**WRITTEN TASK:**
Repeat, line for line, the entries printed below.

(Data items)
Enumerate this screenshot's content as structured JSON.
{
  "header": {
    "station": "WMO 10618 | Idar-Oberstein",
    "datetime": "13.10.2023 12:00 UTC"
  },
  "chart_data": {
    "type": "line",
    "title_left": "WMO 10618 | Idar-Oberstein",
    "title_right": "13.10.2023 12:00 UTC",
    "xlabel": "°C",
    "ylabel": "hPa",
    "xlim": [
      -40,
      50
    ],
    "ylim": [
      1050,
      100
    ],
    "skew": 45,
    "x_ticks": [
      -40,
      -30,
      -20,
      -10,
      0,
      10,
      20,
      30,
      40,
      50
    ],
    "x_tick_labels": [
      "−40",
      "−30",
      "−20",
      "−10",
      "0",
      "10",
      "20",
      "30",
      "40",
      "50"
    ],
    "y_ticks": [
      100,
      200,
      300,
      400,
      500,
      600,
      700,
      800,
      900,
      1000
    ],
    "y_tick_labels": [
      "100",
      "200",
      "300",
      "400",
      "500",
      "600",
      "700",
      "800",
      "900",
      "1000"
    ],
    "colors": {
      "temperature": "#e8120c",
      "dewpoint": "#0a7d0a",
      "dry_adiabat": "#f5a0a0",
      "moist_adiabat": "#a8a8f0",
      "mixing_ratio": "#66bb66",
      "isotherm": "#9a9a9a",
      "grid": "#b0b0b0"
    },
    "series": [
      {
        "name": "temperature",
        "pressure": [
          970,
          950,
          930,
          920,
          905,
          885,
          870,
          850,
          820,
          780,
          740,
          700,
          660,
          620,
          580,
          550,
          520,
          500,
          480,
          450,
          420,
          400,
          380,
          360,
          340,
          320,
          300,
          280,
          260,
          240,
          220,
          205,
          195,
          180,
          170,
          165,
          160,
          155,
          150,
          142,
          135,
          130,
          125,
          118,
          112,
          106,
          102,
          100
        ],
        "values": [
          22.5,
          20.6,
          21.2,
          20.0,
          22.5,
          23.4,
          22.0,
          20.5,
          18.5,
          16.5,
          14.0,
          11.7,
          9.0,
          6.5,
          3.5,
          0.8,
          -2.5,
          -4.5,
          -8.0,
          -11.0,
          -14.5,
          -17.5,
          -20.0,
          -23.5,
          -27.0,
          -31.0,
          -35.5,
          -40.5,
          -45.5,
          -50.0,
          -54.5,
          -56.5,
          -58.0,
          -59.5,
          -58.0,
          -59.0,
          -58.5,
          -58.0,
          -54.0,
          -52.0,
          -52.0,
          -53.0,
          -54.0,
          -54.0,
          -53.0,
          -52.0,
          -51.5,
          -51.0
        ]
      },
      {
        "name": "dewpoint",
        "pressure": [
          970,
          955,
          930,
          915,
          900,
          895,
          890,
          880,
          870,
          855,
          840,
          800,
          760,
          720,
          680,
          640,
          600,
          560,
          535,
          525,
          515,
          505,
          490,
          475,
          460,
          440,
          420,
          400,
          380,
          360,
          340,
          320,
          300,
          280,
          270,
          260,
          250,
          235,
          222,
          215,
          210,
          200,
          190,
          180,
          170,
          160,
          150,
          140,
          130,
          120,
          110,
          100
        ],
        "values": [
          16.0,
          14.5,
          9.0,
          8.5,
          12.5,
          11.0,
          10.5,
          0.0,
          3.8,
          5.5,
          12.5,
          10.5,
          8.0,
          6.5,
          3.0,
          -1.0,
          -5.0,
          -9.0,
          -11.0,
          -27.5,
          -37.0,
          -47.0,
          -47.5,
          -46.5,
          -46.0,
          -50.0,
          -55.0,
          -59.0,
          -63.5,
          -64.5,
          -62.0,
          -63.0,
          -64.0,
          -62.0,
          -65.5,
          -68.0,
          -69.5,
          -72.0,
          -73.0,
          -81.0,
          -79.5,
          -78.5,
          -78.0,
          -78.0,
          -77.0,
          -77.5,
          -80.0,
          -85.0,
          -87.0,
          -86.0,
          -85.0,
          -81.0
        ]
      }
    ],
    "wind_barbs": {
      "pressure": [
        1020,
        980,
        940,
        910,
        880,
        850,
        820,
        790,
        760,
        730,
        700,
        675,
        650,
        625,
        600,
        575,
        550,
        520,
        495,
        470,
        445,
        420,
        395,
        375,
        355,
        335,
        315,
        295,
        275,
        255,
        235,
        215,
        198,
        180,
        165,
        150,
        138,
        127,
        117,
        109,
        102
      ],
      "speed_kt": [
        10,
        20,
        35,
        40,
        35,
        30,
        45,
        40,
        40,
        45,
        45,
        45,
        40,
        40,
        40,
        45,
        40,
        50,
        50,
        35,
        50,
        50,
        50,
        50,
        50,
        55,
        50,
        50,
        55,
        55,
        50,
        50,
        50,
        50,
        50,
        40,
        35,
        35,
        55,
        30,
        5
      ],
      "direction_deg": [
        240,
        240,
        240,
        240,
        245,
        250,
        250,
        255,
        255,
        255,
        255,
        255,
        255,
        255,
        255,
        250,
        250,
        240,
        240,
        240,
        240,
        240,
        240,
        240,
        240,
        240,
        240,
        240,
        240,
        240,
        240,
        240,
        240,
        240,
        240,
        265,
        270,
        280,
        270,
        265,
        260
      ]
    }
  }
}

**SOLUTION:**
Enumerate this screenshot's content as structured JSON.
{
  "header": {
    "station": "WMO 10618 | Idar-Oberstein",
    "datetime": "13.10.2023 12:00 UTC"
  },
  "chart_data": {
    "type": "line",
    "title_left": "WMO 10618 | Idar-Oberstein",
    "title_right": "13.10.2023 12:00 UTC",
    "xlabel": "°C",
    "ylabel": "hPa",
    "xlim": [
      -40,
      50
    ],
    "ylim": [
      1050,
      100
    ],
    "skew": 45,
    "x_ticks": [
      -40,
      -30,
      -20,
      -10,
      0,
      10,
      20,
      30,
      40,
      50
    ],
    "x_tick_labels": [
      "−40",
      "−30",
      "−20",
      "−10",
      "0",
      "10",
      "20",
      "30",
      "40",
      "50"
    ],
    "y_ticks": [
      100,
      200,
      300,
      400,
      500,
      600,
      700,
      800,
      900,
      1000
    ],
    "y_tick_labels": [
      "100",
      "200",
      "300",
      "400",
      "500",
      "600",
      "700",
      "800",
      "900",
      "1000"
    ],
    "colors": {
      "temperature": "#e8120c",
      "dewpoint": "#0a7d0a",
      "dry_adiabat": "#f5a0a0",
      "moist_adiabat": "#a8a8f0",
      "mixing_ratio": "#66bb66",
      "isotherm": "#9a9a9a",
      "grid": "#b0b0b0"
    },
    "series": [
      {
        "name": "temperature",
        "pressure": [
          970,
          950,
          930,
          920,
          905,
          885,
          870,
          850,
          820,
          780,
          740,
          700,
          660,
          620,
          580,
          550,
          520,
          500,
          480,
          450,
          420,
          400,
          380,
          360,
          340,
          320,
          300,
          280,
          260,
          240,
          220,
          205,
          195,
          180,
          170,
          165,
          160,
          155,
          150,
          142,
          135,
          130,
          125,
          118,
          112,
          106,
          102,
          100
        ],
        "values": [
          22.5,
          20.6,
          21.2,
          20.0,
          22.5,
          23.4,
          22.0,
          20.5,
          18.5,
          16.5,
          14.0,
          11.7,
          9.0,
          6.5,
          3.5,
          0.8,
          -2.5,
          -4.5,
          -8.0,
          -11.0,
          -14.5,
          -17.5,
          -20.0,
          -23.5,
          -27.0,
          -31.0,
          -35.5,
          -40.5,
          -45.5,
          -50.0,
          -54.5,
          -56.5,
          -58.0,
          -59.5,
          -58.0,
          -59.0,
          -58.5,
          -58.0,
          -54.0,
          -52.0,
          -52.0,
          -53.0,
          -54.0,
          -54.0,
          -53.0,
          -52.0,
          -51.5,
          -51.0
        ]
      },
      {
        "name": "dewpoint",
        "pressure": [
          970,
          955,
          930,
          915,
          900,
          895,
          890,
          880,
          870,
          855,
          840,
          800,
          760,
          720,
          680,
          640,
          600,
          560,
          535,
          525,
          515,
          505,
          490,
          475,
          460,
          440,
          420,
          400,
          380,
          360,
          340,
          320,
          300,
          280,
          270,
          260,
          250,
          235,
          222,
          215,
          210,
          200,
          190,
          180,
          170,
          160,
          150,
          140,
          130,
          120,
          110,
          100
        ],
        "values": [
          16.0,
          14.5,
          9.0,
          8.5,
          12.5,
          11.0,
          10.5,
          0.0,
          3.8,
          5.5,
          12.5,
          10.5,
          8.0,
          6.5,
          3.0,
          -1.0,
          -5.0,
          -9.0,
          -11.0,
          -27.5,
          -37.0,
          -47.0,
          -47.5,
          -46.5,
          -46.0,
          -50.0,
          -55.0,
          -59.0,
          -63.5,
          -64.5,
          -62.0,
          -63.0,
          -64.0,
          -62.0,
          -65.5,
          -68.0,
          -69.5,
          -72.0,
          -73.0,
          -81.0,
          -79.5,
          -78.5,
          -78.0,
          -78.0,
          -77.0,
          -77.5,
          -80.0,
          -85.0,
          -87.0,
          -86.0,
          -85.0,
          -81.0
        ]
      }
    ],
    "wind_barbs": {
      "pressure": [
        1020,
        980,
        940,
        910,
        880,
        850,
        820,
        790,
        760,
        730,
        700,
        675,
        650,
        625,
        600,
        575,
        550,
        520,
        495,
        470,
        445,
        420,
        395,
        375,
        355,
        335,
        315,
        295,
        275,
        255,
        235,
        215,
        198,
        180,
        165,
        150,
        138,
        127,
        117,
        109,
        102
      ],
      "speed_kt": [
        10,
        20,
        35,
        40,
        35,
        30,
        45,
        40,
        40,
        45,
        45,
        45,
        40,
        40,
        40,
        45,
        40,
        50,
        50,
        35,
        50,
        50,
        50,
        50,
        50,
        55,
        50,
        50,
        55,
        55,
        50,
        50,
        50,
        50,
        50,
        40,
        35,
        35,
        55,
        30,
        5
      ],
      "direction_deg": [
        240,
        240,
        240,
        240,
        245,
        250,
        250,
        255,
        255,
        255,
        255,
        255,
        255,
        255,
        255,
        250,
        250,
        240,
        240,
        240,
        240,
        240,
        240,
        240,
        240,
        240,
        240,
        240,
        240,
        240,
        240,
        240,
        240,
        240,
        240,
        265,
        270,
        280,
        270,
        265,
        260
      ]
    }
  }
}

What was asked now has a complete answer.